## Your instructions
Copy all lines of the listing that include the string "this".

:: Dataset extract ::

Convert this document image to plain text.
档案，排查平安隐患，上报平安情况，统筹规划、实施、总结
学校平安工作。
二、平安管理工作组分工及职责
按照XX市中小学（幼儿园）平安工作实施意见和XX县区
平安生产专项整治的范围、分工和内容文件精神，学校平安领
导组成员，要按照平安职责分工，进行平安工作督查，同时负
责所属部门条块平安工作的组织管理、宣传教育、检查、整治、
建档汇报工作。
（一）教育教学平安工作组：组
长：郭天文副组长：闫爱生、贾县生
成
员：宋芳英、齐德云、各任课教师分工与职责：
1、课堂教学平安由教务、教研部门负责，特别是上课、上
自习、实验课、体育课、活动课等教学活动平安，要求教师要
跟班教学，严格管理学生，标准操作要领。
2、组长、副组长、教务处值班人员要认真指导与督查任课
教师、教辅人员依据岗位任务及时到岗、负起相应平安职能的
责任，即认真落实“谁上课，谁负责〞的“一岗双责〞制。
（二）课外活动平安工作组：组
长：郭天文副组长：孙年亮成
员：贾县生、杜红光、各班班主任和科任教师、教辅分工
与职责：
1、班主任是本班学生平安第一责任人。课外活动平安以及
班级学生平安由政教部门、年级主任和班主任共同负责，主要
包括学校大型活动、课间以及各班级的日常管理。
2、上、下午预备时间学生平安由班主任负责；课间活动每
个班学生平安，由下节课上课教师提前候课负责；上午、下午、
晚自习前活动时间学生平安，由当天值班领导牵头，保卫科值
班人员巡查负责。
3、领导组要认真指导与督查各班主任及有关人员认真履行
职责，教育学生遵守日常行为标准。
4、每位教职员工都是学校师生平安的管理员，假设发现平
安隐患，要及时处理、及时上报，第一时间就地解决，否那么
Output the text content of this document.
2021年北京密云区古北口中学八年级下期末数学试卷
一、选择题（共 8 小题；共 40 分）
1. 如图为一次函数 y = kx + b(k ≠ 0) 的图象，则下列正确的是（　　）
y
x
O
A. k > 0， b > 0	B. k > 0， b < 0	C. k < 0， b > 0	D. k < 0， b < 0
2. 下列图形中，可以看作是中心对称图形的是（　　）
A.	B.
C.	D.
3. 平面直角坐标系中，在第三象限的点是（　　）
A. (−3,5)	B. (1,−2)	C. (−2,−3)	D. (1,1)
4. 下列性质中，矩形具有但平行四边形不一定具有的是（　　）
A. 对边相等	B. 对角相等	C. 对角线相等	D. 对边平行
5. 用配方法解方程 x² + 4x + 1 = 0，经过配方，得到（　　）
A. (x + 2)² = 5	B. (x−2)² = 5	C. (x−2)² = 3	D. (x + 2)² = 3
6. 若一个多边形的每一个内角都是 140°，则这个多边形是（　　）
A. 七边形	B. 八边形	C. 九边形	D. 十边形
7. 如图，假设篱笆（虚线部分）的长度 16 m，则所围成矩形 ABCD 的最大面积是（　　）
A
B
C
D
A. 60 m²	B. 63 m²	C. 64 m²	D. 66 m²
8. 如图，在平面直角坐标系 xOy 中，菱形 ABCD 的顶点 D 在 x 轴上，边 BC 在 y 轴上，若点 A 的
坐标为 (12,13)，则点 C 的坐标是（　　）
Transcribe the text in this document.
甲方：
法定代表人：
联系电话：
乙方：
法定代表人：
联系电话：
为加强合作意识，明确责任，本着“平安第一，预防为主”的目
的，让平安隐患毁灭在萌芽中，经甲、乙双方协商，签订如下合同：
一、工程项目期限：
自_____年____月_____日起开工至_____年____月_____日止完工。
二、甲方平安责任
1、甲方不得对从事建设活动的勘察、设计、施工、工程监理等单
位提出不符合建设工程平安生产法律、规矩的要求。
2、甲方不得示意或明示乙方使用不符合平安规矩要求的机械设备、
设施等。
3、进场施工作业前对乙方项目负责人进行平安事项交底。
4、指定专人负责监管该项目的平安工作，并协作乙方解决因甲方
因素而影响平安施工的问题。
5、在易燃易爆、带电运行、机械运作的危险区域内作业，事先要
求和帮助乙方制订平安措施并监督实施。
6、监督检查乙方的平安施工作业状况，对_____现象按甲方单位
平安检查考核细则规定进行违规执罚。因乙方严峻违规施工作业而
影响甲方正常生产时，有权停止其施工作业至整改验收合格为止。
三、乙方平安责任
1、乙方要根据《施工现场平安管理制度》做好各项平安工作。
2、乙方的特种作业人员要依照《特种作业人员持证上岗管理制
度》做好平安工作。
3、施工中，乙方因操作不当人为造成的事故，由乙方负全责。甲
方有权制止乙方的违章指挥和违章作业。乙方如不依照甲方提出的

:::

## Result
Convert this document image to plain text.
Output the text content of this document.
Transcribe the text in this document.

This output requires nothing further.